== Excerpted records ==
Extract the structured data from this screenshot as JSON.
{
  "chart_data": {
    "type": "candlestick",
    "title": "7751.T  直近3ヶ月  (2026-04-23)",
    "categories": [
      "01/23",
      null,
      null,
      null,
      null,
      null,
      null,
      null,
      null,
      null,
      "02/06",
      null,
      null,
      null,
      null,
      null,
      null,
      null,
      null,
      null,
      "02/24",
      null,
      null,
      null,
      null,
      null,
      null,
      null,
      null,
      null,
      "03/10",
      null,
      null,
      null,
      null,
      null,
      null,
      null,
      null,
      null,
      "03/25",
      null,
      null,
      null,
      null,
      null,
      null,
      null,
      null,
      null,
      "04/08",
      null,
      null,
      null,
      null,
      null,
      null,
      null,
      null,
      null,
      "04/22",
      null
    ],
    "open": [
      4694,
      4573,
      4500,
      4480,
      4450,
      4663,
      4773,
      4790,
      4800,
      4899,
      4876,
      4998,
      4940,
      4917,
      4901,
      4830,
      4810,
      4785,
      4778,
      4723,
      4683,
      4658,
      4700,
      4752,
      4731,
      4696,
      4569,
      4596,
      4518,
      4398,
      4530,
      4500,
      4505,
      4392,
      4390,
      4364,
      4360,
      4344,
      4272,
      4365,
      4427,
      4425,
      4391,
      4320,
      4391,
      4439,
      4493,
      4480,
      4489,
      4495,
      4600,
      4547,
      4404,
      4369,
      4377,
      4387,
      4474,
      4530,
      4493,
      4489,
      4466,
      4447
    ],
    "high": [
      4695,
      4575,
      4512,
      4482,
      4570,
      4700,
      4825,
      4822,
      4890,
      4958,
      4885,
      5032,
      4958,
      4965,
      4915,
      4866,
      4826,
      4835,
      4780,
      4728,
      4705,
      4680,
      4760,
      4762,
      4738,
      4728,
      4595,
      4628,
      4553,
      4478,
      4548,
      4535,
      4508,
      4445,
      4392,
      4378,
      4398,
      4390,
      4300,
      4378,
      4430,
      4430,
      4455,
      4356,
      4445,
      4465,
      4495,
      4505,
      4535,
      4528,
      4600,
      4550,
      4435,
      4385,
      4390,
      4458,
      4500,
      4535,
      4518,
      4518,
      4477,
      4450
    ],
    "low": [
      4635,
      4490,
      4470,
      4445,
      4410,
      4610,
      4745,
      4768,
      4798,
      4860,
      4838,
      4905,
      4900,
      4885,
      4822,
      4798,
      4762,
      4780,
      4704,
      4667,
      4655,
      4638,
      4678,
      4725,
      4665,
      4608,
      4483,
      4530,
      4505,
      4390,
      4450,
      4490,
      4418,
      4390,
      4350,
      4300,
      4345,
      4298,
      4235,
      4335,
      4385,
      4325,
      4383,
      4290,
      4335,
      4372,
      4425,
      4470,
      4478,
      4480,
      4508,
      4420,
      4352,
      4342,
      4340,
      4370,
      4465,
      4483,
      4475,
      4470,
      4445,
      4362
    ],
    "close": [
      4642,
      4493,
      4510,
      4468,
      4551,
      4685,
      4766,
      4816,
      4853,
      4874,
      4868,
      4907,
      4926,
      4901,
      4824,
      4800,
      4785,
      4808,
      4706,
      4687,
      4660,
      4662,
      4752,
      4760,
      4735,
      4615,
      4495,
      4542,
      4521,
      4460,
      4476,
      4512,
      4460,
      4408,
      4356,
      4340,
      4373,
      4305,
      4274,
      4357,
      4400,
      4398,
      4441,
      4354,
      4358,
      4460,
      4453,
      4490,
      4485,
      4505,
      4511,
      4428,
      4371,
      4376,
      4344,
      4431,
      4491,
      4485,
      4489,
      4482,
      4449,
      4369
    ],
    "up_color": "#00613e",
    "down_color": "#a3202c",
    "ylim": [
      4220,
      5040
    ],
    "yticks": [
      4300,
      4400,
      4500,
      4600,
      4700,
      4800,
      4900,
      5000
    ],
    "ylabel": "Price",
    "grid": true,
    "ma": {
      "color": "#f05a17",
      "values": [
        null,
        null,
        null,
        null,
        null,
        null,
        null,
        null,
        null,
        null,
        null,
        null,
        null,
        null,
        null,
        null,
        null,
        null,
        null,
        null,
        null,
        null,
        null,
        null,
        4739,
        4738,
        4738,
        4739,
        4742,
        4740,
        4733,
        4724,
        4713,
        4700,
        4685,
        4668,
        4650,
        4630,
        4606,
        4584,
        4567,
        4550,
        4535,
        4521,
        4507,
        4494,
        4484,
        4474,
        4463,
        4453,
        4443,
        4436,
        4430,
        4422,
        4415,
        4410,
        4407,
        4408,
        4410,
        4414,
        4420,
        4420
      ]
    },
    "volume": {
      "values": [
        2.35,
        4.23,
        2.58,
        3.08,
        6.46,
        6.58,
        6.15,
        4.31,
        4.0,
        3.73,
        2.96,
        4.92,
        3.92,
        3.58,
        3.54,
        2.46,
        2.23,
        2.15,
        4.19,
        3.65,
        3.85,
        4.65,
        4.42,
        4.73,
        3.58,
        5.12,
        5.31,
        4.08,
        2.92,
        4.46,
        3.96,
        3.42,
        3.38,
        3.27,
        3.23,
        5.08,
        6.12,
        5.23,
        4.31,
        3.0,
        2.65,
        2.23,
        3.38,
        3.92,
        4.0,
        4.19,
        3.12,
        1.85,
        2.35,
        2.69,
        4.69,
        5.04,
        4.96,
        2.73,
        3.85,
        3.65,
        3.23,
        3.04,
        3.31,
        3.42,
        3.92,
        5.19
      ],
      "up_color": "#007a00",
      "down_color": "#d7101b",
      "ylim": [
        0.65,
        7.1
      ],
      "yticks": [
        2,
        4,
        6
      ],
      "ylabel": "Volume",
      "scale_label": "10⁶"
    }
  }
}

== What the task asks ==
Set every line of the listing down word for word.

== Task solution ==
Extract the structured data from this screenshot as JSON.
{
  "chart_data": {
    "type": "candlestick",
    "title": "7751.T  直近3ヶ月  (2026-04-23)",
    "categories": [
      "01/23",
      null,
      null,
      null,
      null,
      null,
      null,
      null,
      null,
      null,
      "02/06",
      null,
      null,
      null,
      null,
      null,
      null,
      null,
      null,
      null,
      "02/24",
      null,
      null,
      null,
      null,
      null,
      null,
      null,
      null,
      null,
      "03/10",
      null,
      null,
      null,
      null,
      null,
      null,
      null,
      null,
      null,
      "03/25",
      null,
      null,
      null,
      null,
      null,
      null,
      null,
      null,
      null,
      "04/08",
      null,
      null,
      null,
      null,
      null,
      null,
      null,
      null,
      null,
      "04/22",
      null
    ],
    "open": [
      4694,
      4573,
      4500,
      4480,
      4450,
      4663,
      4773,
      4790,
      4800,
      4899,
      4876,
      4998,
      4940,
      4917,
      4901,
      4830,
      4810,
      4785,
      4778,
      4723,
      4683,
      4658,
      4700,
      4752,
      4731,
      4696,
      4569,
      4596,
      4518,
      4398,
      4530,
      4500,
      4505,
      4392,
      4390,
      4364,
      4360,
      4344,
      4272,
      4365,
      4427,
      4425,
      4391,
      4320,
      4391,
      4439,
      4493,
      4480,
      4489,
      4495,
      4600,
      4547,
      4404,
      4369,
      4377,
      4387,
      4474,
      4530,
      4493,
      4489,
      4466,
      4447
    ],
    "high": [
      4695,
      4575,
      4512,
      4482,
      4570,
      4700,
      4825,
      4822,
      4890,
      4958,
      4885,
      5032,
      4958,
      4965,
      4915,
      4866,
      4826,
      4835,
      4780,
      4728,
      4705,
      4680,
      4760,
      4762,
      4738,
      4728,
      4595,
      4628,
      4553,
      4478,
      4548,
      4535,
      4508,
      4445,
      4392,
      4378,
      4398,
      4390,
      4300,
      4378,
      4430,
      4430,
      4455,
      4356,
      4445,
      4465,
      4495,
      4505,
      4535,
      4528,
      4600,
      4550,
      4435,
      4385,
      4390,
      4458,
      4500,
      4535,
      4518,
      4518,
      4477,
      4450
    ],
    "low": [
      4635,
      4490,
      4470,
      4445,
      4410,
      4610,
      4745,
      4768,
      4798,
      4860,
      4838,
      4905,
      4900,
      4885,
      4822,
      4798,
      4762,
      4780,
      4704,
      4667,
      4655,
      4638,
      4678,
      4725,
      4665,
      4608,
      4483,
      4530,
      4505,
      4390,
      4450,
      4490,
      4418,
      4390,
      4350,
      4300,
      4345,
      4298,
      4235,
      4335,
      4385,
      4325,
      4383,
      4290,
      4335,
      4372,
      4425,
      4470,
      4478,
      4480,
      4508,
      4420,
      4352,
      4342,
      4340,
      4370,
      4465,
      4483,
      4475,
      4470,
      4445,
      4362
    ],
    "close": [
      4642,
      4493,
      4510,
      4468,
      4551,
      4685,
      4766,
      4816,
      4853,
      4874,
      4868,
      4907,
      4926,
      4901,
      4824,
      4800,
      4785,
      4808,
      4706,
      4687,
      4660,
      4662,
      4752,
      4760,
      4735,
      4615,
      4495,
      4542,
      4521,
      4460,
      4476,
      4512,
      4460,
      4408,
      4356,
      4340,
      4373,
      4305,
      4274,
      4357,
      4400,
      4398,
      4441,
      4354,
      4358,
      4460,
      4453,
      4490,
      4485,
      4505,
      4511,
      4428,
      4371,
      4376,
      4344,
      4431,
      4491,
      4485,
      4489,
      4482,
      4449,
      4369
    ],
    "up_color": "#00613e",
    "down_color": "#a3202c",
    "ylim": [
      4220,
      5040
    ],
    "yticks": [
      4300,
      4400,
      4500,
      4600,
      4700,
      4800,
      4900,
      5000
    ],
    "ylabel": "Price",
    "grid": true,
    "ma": {
      "color": "#f05a17",
      "values": [
        null,
        null,
        null,
        null,
        null,
        null,
        null,
        null,
        null,
        null,
        null,
        null,
        null,
        null,
        null,
        null,
        null,
        null,
        null,
        null,
        null,
        null,
        null,
        null,
        4739,
        4738,
        4738,
        4739,
        4742,
        4740,
        4733,
        4724,
        4713,
        4700,
        4685,
        4668,
        4650,
        4630,
        4606,
        4584,
        4567,
        4550,
        4535,
        4521,
        4507,
        4494,
        4484,
        4474,
        4463,
        4453,
        4443,
        4436,
        4430,
        4422,
        4415,
        4410,
        4407,
        4408,
        4410,
        4414,
        4420,
        4420
      ]
    },
    "volume": {
      "values": [
        2.35,
        4.23,
        2.58,
        3.08,
        6.46,
        6.58,
        6.15,
        4.31,
        4.0,
        3.73,
        2.96,
        4.92,
        3.92,
        3.58,
        3.54,
        2.46,
        2.23,
        2.15,
        4.19,
        3.65,
        3.85,
        4.65,
        4.42,
        4.73,
        3.58,
        5.12,
        5.31,
        4.08,
        2.92,
        4.46,
        3.96,
        3.42,
        3.38,
        3.27,
        3.23,
        5.08,
        6.12,
        5.23,
        4.31,
        3.0,
        2.65,
        2.23,
        3.38,
        3.92,
        4.0,
        4.19,
        3.12,
        1.85,
        2.35,
        2.69,
        4.69,
        5.04,
        4.96,
        2.73,
        3.85,
        3.65,
        3.23,
        3.04,
        3.31,
        3.42,
        3.92,
        5.19
      ],
      "up_color": "#007a00",
      "down_color": "#d7101b",
      "ylim": [
        0.65,
        7.1
      ],
      "yticks": [
        2,
        4,
        6
      ],
      "ylabel": "Volume",
      "scale_label": "10⁶"
    }
  }
}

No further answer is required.